Page excerpt:

_____

Molecular Properties of Drosophila Acetylcholinesterase

Two distinct classes of acetylcholinesterase (AChE) from the fruit fly Drosophila melanogaster are reported: a soluble species that shows heterogeneity of forms and a particulate species. The subunit composition of the particulate enzyme was studied using the active site label [ 3 H]diisopropylfIuorophosphate. Comparison of the electrophoretic patterns on nondenaturing gels using the activity stain and the active site label shows that the label is specific to AChE. The smallest active site‐containing subunit of the enzyme is a monomer of —60,000 daltons MW. Two such units are linked by disulphide bonds to produce a dimer of about 110,000 daltons. Another monomeric form of MW —64,000 daltons, although present, does not participate in the dimerisation. The particulate enzyme when solubilised exists as a 9–10S species as determined by sucrose gradient centrifugation. This species has a MW > 200,000, as shown by its behaviour on a coarse‐bead Sephadex‐G200 column. Electrophoretic analysis suggests a MW of nearly 250,000 daltons for this form. Thus, this species is likely to be a tetramer. One possibility is that this tetramer is made up of two units of 64,000 daltons each and a dimer of 110,000 daltons. Preliminary data on mutant enzymes that support such a possibility are also presented.

_____

Requirement:
Answer these questions from the abstract on Drosophila acetylcholinesterase:
(a) Which two classes of the enzyme does it report?
(b) What type of bond links two of the smallest subunits into a dimer?
(c) Which method showed that the solubilized particulate enzyme is a 9–10S species?
The rows that come next are separate material, unconnected to the abstract on Drosophila acetylcholinesterase.

_____

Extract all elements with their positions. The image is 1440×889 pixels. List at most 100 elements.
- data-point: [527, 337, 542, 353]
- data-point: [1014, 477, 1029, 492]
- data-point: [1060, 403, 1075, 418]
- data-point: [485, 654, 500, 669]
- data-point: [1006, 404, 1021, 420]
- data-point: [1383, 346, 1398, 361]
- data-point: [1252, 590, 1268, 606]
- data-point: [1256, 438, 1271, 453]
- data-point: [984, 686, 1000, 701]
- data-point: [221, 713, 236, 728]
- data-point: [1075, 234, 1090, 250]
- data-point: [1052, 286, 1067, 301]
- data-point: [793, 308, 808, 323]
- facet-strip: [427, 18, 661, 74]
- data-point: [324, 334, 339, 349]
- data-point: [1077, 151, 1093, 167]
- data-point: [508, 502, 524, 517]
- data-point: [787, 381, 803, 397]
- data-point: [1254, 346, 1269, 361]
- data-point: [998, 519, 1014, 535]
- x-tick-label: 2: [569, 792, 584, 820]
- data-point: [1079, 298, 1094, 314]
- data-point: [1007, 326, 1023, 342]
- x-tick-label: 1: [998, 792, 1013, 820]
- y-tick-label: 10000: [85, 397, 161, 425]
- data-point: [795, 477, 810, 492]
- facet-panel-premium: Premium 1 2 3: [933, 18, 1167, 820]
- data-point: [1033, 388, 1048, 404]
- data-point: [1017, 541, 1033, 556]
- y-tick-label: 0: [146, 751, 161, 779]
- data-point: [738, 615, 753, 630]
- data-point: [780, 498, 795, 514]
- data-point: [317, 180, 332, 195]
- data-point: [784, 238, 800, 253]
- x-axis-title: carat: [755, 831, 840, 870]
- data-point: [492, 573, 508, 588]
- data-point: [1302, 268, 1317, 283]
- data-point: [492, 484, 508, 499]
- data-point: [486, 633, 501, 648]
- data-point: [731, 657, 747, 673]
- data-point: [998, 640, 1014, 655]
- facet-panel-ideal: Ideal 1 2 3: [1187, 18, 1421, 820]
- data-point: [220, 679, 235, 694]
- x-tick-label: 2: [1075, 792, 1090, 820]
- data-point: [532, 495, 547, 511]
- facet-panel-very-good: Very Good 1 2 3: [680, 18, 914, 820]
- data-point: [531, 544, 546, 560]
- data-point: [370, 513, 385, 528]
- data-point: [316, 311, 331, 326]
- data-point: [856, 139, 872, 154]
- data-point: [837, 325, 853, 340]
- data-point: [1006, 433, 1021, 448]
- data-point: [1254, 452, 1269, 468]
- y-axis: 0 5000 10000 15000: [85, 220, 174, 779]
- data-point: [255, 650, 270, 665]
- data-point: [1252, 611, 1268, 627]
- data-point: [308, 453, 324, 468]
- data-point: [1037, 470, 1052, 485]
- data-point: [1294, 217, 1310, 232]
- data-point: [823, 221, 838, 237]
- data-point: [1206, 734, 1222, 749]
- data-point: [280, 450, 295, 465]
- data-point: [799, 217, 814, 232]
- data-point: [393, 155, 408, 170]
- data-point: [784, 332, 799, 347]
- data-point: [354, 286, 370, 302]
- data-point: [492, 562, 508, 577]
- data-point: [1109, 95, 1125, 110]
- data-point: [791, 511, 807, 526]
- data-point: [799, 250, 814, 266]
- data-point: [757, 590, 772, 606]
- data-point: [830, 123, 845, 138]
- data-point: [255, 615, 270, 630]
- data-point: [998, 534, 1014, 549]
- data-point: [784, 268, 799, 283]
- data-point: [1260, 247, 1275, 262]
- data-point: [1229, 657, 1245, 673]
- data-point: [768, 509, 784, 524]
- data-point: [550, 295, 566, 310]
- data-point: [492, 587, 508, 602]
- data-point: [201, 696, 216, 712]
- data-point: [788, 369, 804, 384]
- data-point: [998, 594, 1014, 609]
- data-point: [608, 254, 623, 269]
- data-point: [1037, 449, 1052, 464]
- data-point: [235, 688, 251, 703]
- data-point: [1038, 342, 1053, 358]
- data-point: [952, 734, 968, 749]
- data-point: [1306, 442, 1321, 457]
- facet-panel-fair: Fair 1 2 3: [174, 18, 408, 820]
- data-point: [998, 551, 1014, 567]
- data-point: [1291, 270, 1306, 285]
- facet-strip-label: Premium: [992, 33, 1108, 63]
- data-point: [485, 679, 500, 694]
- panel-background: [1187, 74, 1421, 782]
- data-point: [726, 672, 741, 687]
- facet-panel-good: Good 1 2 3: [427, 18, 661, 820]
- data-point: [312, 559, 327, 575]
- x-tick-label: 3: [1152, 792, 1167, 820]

_____

Result of the task:
(a) A soluble species and a particulate species.
(b) Disulfide bonds.
(c) Sucrose gradient centrifugation.